__DIRECTIONS FOR THIS TASK__: Restate the records below word for word, and omit the images they hold.

__MATERIAL PROVIDED__:
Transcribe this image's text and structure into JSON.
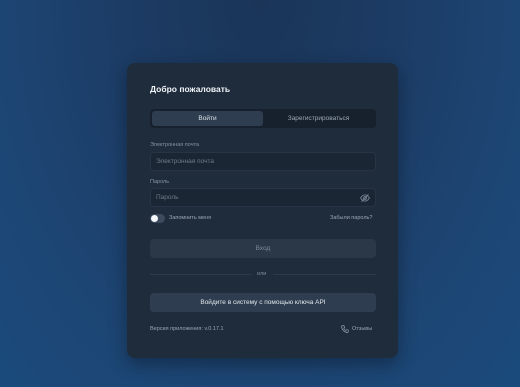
{
  "card": {
    "title": "Добро пожаловать",
    "tabs": [
      {
        "label": "Войти",
        "active": true
      },
      {
        "label": "Зарегистрироваться",
        "active": false
      }
    ],
    "email": {
      "label": "Электронная почта",
      "placeholder": "Электронная почта",
      "value": ""
    },
    "password": {
      "label": "Пароль",
      "placeholder": "Пароль",
      "value": ""
    },
    "remember_label": "Запомнить меня",
    "remember_on": false,
    "forgot_label": "Забыли пароль?",
    "login_button": "Вход",
    "or_label": "или",
    "api_button": "Войдите в систему с помощью ключа API",
    "version": "Версия приложения: v.0.17.1",
    "feedback": "Отзывы"
  },
  "colors": {
    "card_bg": "#1f2c3b",
    "accent_button": "#2e3d4f"
  },
  "icons": [
    "eye-slash-icon",
    "phone-icon"
  ]
}
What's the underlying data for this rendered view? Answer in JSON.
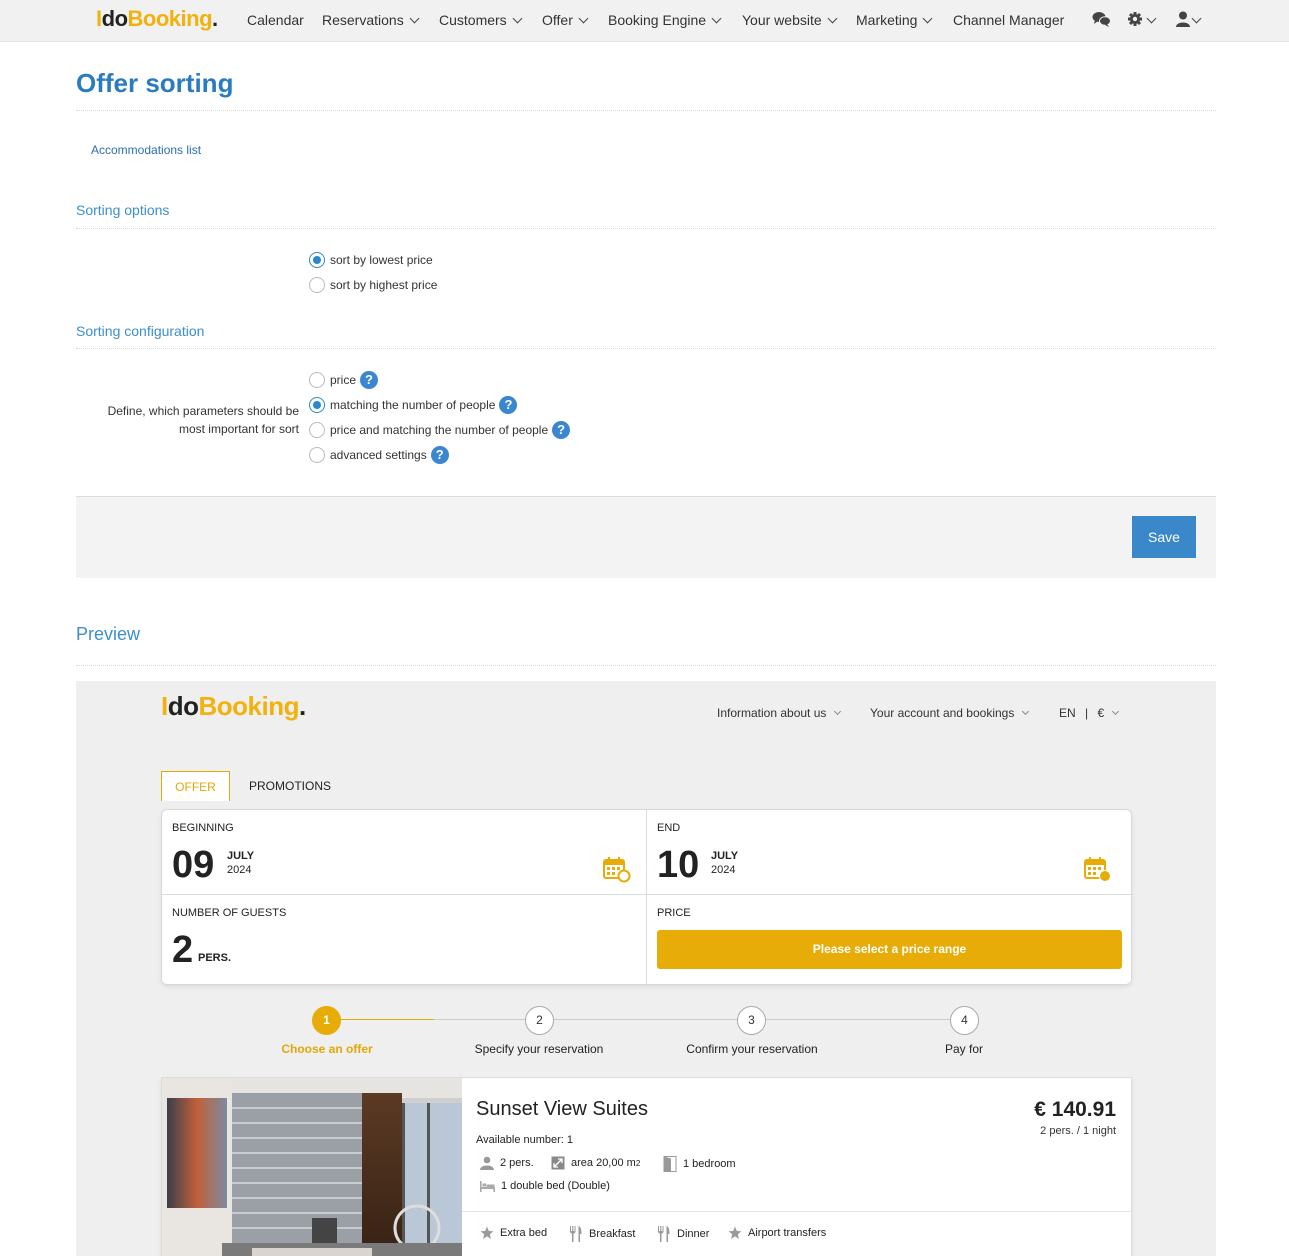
{
  "brand": {
    "i": "I",
    "do": "do",
    "booking": "Booking",
    "dot": "."
  },
  "nav": {
    "items": [
      {
        "label": "Calendar"
      },
      {
        "label": "Reservations"
      },
      {
        "label": "Customers"
      },
      {
        "label": "Offer"
      },
      {
        "label": "Booking Engine"
      },
      {
        "label": "Your website"
      },
      {
        "label": "Marketing"
      },
      {
        "label": "Channel Manager"
      }
    ],
    "icons": [
      "chat-icon",
      "gear-icon",
      "user-icon"
    ]
  },
  "page": {
    "title": "Offer sorting",
    "accommodations_link": "Accommodations list"
  },
  "sorting_options": {
    "title": "Sorting options",
    "options": [
      {
        "label": "sort by lowest price",
        "checked": true
      },
      {
        "label": "sort by highest price",
        "checked": false
      }
    ]
  },
  "sorting_config": {
    "title": "Sorting configuration",
    "field_label": "Define, which parameters should be most important for sort",
    "options": [
      {
        "label": "price",
        "checked": false
      },
      {
        "label": "matching the number of people",
        "checked": true
      },
      {
        "label": "price and matching the number of people",
        "checked": false
      },
      {
        "label": "advanced settings",
        "checked": false
      }
    ],
    "help_glyph": "?"
  },
  "save_label": "Save",
  "preview": {
    "title": "Preview",
    "menu": {
      "about": "Information about us",
      "account": "Your account and bookings",
      "lang": "EN",
      "sep": "|",
      "currency": "€"
    },
    "tabs": {
      "offer": "OFFER",
      "promotions": "PROMOTIONS"
    },
    "search": {
      "beginning_label": "BEGINNING",
      "beginning_day": "09",
      "beginning_month": "JULY",
      "beginning_year": "2024",
      "end_label": "END",
      "end_day": "10",
      "end_month": "JULY",
      "end_year": "2024",
      "guests_label": "NUMBER OF GUESTS",
      "guests_value": "2",
      "guests_unit": "PERS.",
      "price_label": "PRICE",
      "price_button": "Please select a price range"
    },
    "steps": [
      {
        "num": "1",
        "label": "Choose an offer",
        "active": true
      },
      {
        "num": "2",
        "label": "Specify your reservation",
        "active": false
      },
      {
        "num": "3",
        "label": "Confirm your reservation",
        "active": false
      },
      {
        "num": "4",
        "label": "Pay for",
        "active": false
      }
    ],
    "offer": {
      "name": "Sunset View Suites",
      "price": "€ 140.91",
      "price_sub": "2 pers. / 1 night",
      "available": "Available number: 1",
      "persons": "2 pers.",
      "area": "area 20,00 m",
      "area_sup": "2",
      "bedrooms": "1 bedroom",
      "bed": "1 double bed (Double)",
      "amenities": [
        "Extra bed",
        "Breakfast",
        "Dinner",
        "Airport transfers"
      ]
    }
  },
  "colors": {
    "accent_blue": "#2a7bbf",
    "brand_yellow": "#e8ac08",
    "save_button": "#3a88c9"
  }
}
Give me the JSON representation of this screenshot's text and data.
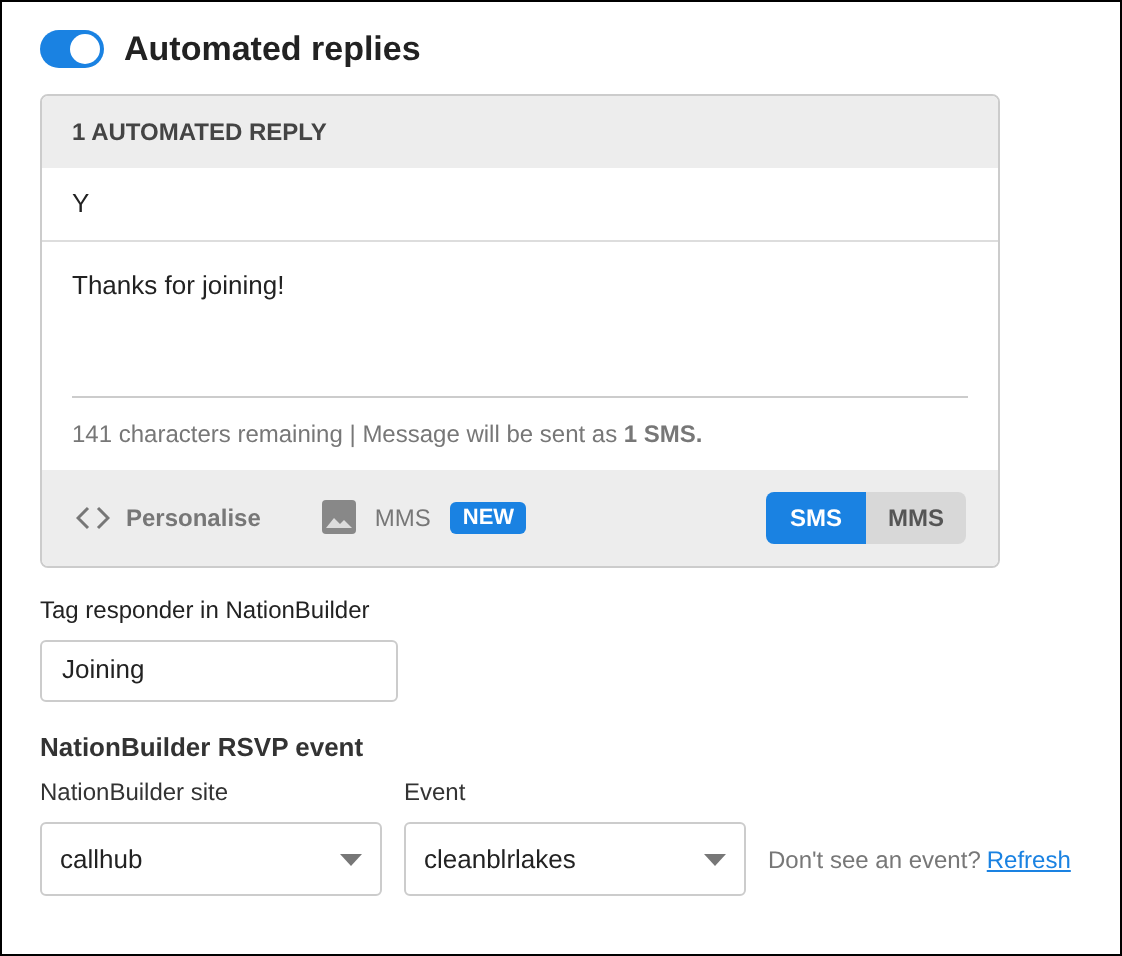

__IN RESPONSE__:
Transcribe this image's text and structure into JSON.
{
  "card": {
    "title": "Добро пожаловать",
    "tabs": [
      {
        "label": "Войти",
        "active": true
      },
      {
        "label": "Зарегистрироваться",
        "active": false
      }
    ],
    "email": {
      "label": "Электронная почта",
      "placeholder": "Электронная почта",
      "value": ""
    },
    "password": {
      "label": "Пароль",
      "placeholder": "Пароль",
      "value": ""
    },
    "remember_label": "Запомнить меня",
    "remember_on": false,
    "forgot_label": "Забыли пароль?",
    "login_button": "Вход",
    "or_label": "или",
    "api_button": "Войдите в систему с помощью ключа API",
    "version": "Версия приложения: v.0.17.1",
    "feedback": "Отзывы"
  },
  "colors": {
    "card_bg": "#1f2c3b",
    "accent_button": "#2e3d4f"
  },
  "icons": [
    "eye-slash-icon",
    "phone-icon"
  ]
}
What's the underlying data for this rendered view? Answer in JSON.
{
  "brand": {
    "i": "I",
    "do": "do",
    "booking": "Booking",
    "dot": "."
  },
  "nav": {
    "items": [
      {
        "label": "Calendar"
      },
      {
        "label": "Reservations"
      },
      {
        "label": "Customers"
      },
      {
        "label": "Offer"
      },
      {
        "label": "Booking Engine"
      },
      {
        "label": "Your website"
      },
      {
        "label": "Marketing"
      },
      {
        "label": "Channel Manager"
      }
    ],
    "icons": [
      "chat-icon",
      "gear-icon",
      "user-icon"
    ]
  },
  "page": {
    "title": "Offer sorting",
    "accommodations_link": "Accommodations list"
  },
  "sorting_options": {
    "title": "Sorting options",
    "options": [
      {
        "label": "sort by lowest price",
        "checked": true
      },
      {
        "label": "sort by highest price",
        "checked": false
      }
    ]
  },
  "sorting_config": {
    "title": "Sorting configuration",
    "field_label": "Define, which parameters should be most important for sort",
    "options": [
      {
        "label": "price",
        "checked": false
      },
      {
        "label": "matching the number of people",
        "checked": true
      },
      {
        "label": "price and matching the number of people",
        "checked": false
      },
      {
        "label": "advanced settings",
        "checked": false
      }
    ],
    "help_glyph": "?"
  },
  "save_label": "Save",
  "preview": {
    "title": "Preview",
    "menu": {
      "about": "Information about us",
      "account": "Your account and bookings",
      "lang": "EN",
      "sep": "|",
      "currency": "€"
    },
    "tabs": {
      "offer": "OFFER",
      "promotions": "PROMOTIONS"
    },
    "search": {
      "beginning_label": "BEGINNING",
      "beginning_day": "09",
      "beginning_month": "JULY",
      "beginning_year": "2024",
      "end_label": "END",
      "end_day": "10",
      "end_month": "JULY",
      "end_year": "2024",
      "guests_label": "NUMBER OF GUESTS",
      "guests_value": "2",
      "guests_unit": "PERS.",
      "price_label": "PRICE",
      "price_button": "Please select a price range"
    },
    "steps": [
      {
        "num": "1",
        "label": "Choose an offer",
        "active": true
      },
      {
        "num": "2",
        "label": "Specify your reservation",
        "active": false
      },
      {
        "num": "3",
        "label": "Confirm your reservation",
        "active": false
      },
      {
        "num": "4",
        "label": "Pay for",
        "active": false
      }
    ],
    "offer": {
      "name": "Sunset View Suites",
      "price": "€ 140.91",
      "price_sub": "2 pers. / 1 night",
      "available": "Available number: 1",
      "persons": "2 pers.",
      "area": "area 20,00 m",
      "area_sup": "2",
      "bedrooms": "1 bedroom",
      "bed": "1 double bed (Double)",
      "amenities": [
        "Extra bed",
        "Breakfast",
        "Dinner",
        "Airport transfers"
      ]
    }
  },
  "colors": {
    "accent_blue": "#2a7bbf",
    "brand_yellow": "#e8ac08",
    "save_button": "#3a88c9"
  }
}
Give me the JSON representation of this screenshot's text and data.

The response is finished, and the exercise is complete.